_What you will do_. Leaving out every picture, quote the data below exactly as it appears.

_Input for this task_.

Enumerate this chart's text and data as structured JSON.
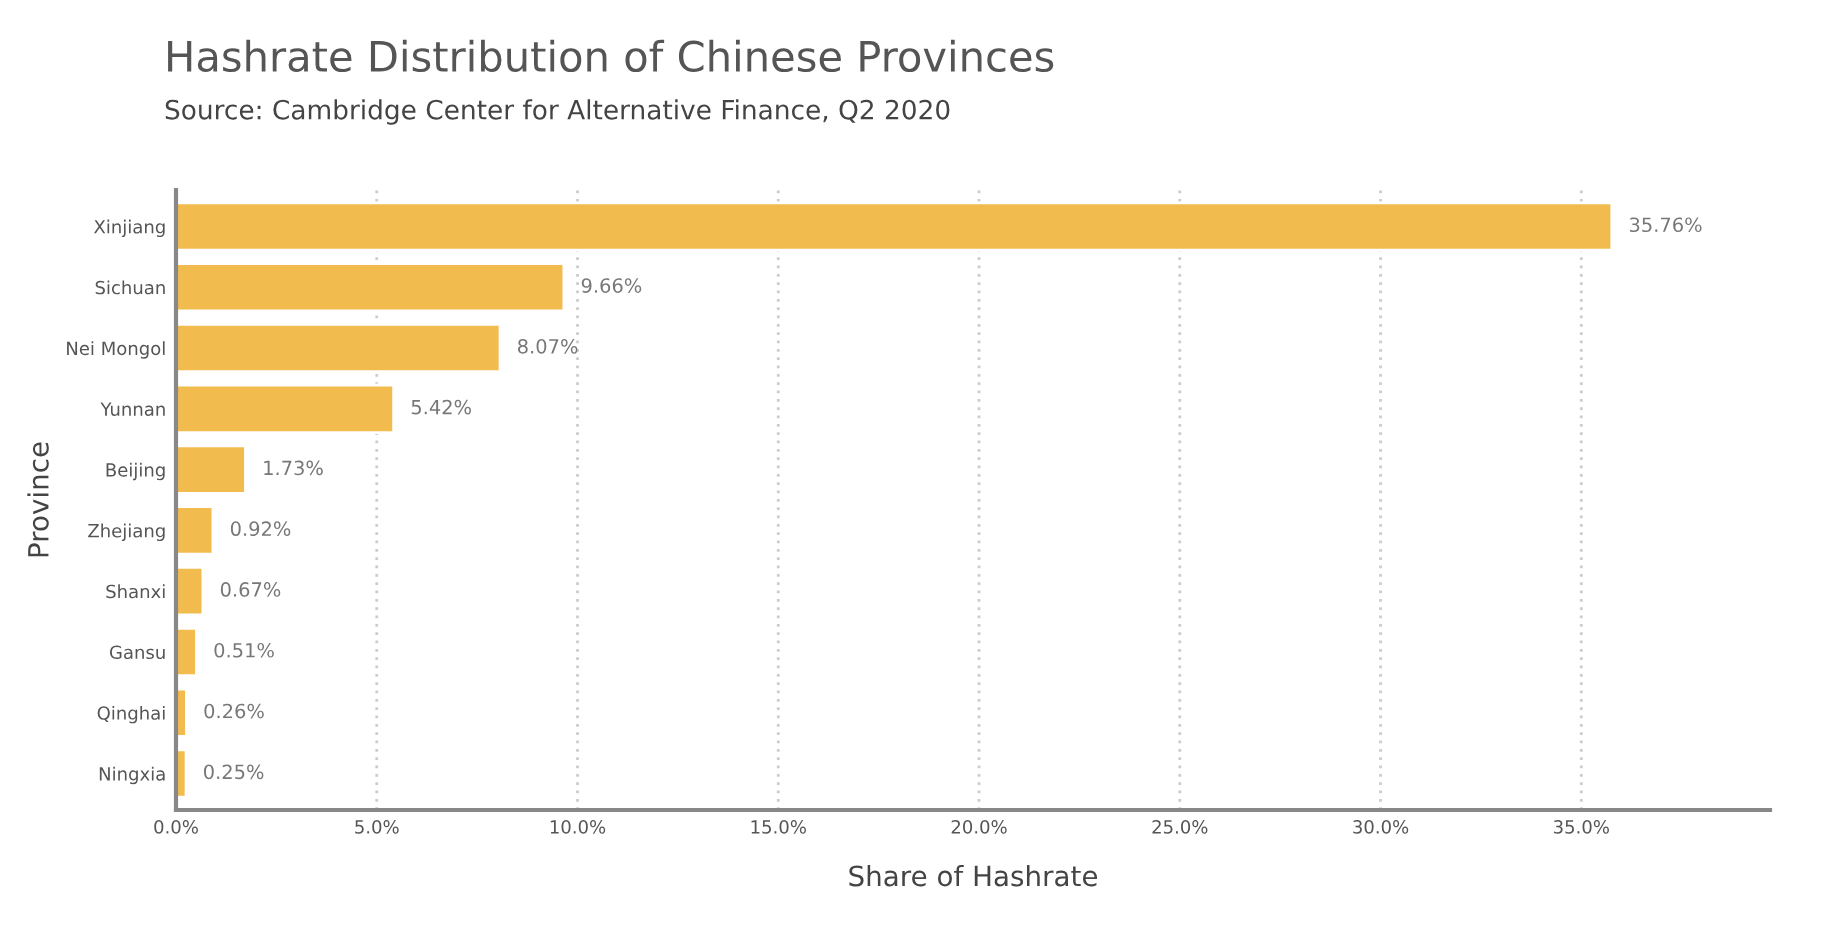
{
  "chart_data": {
    "type": "bar",
    "orientation": "horizontal",
    "title": "Hashrate Distribution of Chinese Provinces",
    "subtitle": "Source: Cambridge Center for Alternative Finance, Q2 2020",
    "xlabel": "Share of Hashrate",
    "ylabel": "Province",
    "categories": [
      "Xinjiang",
      "Sichuan",
      "Nei Mongol",
      "Yunnan",
      "Beijing",
      "Zhejiang",
      "Shanxi",
      "Gansu",
      "Qinghai",
      "Ningxia"
    ],
    "values": [
      35.76,
      9.66,
      8.07,
      5.42,
      1.73,
      0.92,
      0.67,
      0.51,
      0.26,
      0.25
    ],
    "value_labels": [
      "35.76%",
      "9.66%",
      "8.07%",
      "5.42%",
      "1.73%",
      "0.92%",
      "0.67%",
      "0.51%",
      "0.26%",
      "0.25%"
    ],
    "color": "#f2bb4e",
    "xlim": [
      0,
      39.7
    ],
    "xticks": [
      {
        "value": 0,
        "label": "0.0%"
      },
      {
        "value": 5,
        "label": "5.0%"
      },
      {
        "value": 10,
        "label": "10.0%"
      },
      {
        "value": 15,
        "label": "15.0%"
      },
      {
        "value": 20,
        "label": "20.0%"
      },
      {
        "value": 25,
        "label": "25.0%"
      },
      {
        "value": 30,
        "label": "30.0%"
      },
      {
        "value": 35,
        "label": "35.0%"
      }
    ],
    "grid": "x"
  }
}
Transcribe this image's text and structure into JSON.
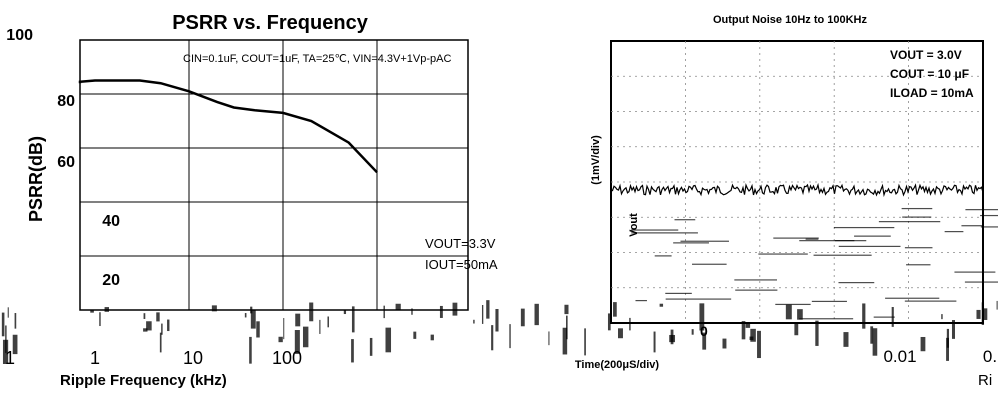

_The response_.
Enumerate this chart's text and data as structured JSON.
{
  "chart_data": {
    "type": "bar",
    "orientation": "horizontal",
    "title": "Hashrate Distribution of Chinese Provinces",
    "subtitle": "Source: Cambridge Center for Alternative Finance, Q2 2020",
    "xlabel": "Share of Hashrate",
    "ylabel": "Province",
    "categories": [
      "Xinjiang",
      "Sichuan",
      "Nei Mongol",
      "Yunnan",
      "Beijing",
      "Zhejiang",
      "Shanxi",
      "Gansu",
      "Qinghai",
      "Ningxia"
    ],
    "values": [
      35.76,
      9.66,
      8.07,
      5.42,
      1.73,
      0.92,
      0.67,
      0.51,
      0.26,
      0.25
    ],
    "value_labels": [
      "35.76%",
      "9.66%",
      "8.07%",
      "5.42%",
      "1.73%",
      "0.92%",
      "0.67%",
      "0.51%",
      "0.26%",
      "0.25%"
    ],
    "color": "#f2bb4e",
    "xlim": [
      0,
      39.7
    ],
    "xticks": [
      {
        "value": 0,
        "label": "0.0%"
      },
      {
        "value": 5,
        "label": "5.0%"
      },
      {
        "value": 10,
        "label": "10.0%"
      },
      {
        "value": 15,
        "label": "15.0%"
      },
      {
        "value": 20,
        "label": "20.0%"
      },
      {
        "value": 25,
        "label": "25.0%"
      },
      {
        "value": 30,
        "label": "30.0%"
      },
      {
        "value": 35,
        "label": "35.0%"
      }
    ],
    "grid": "x"
  }
}
Transcribe this image's text and structure into JSON.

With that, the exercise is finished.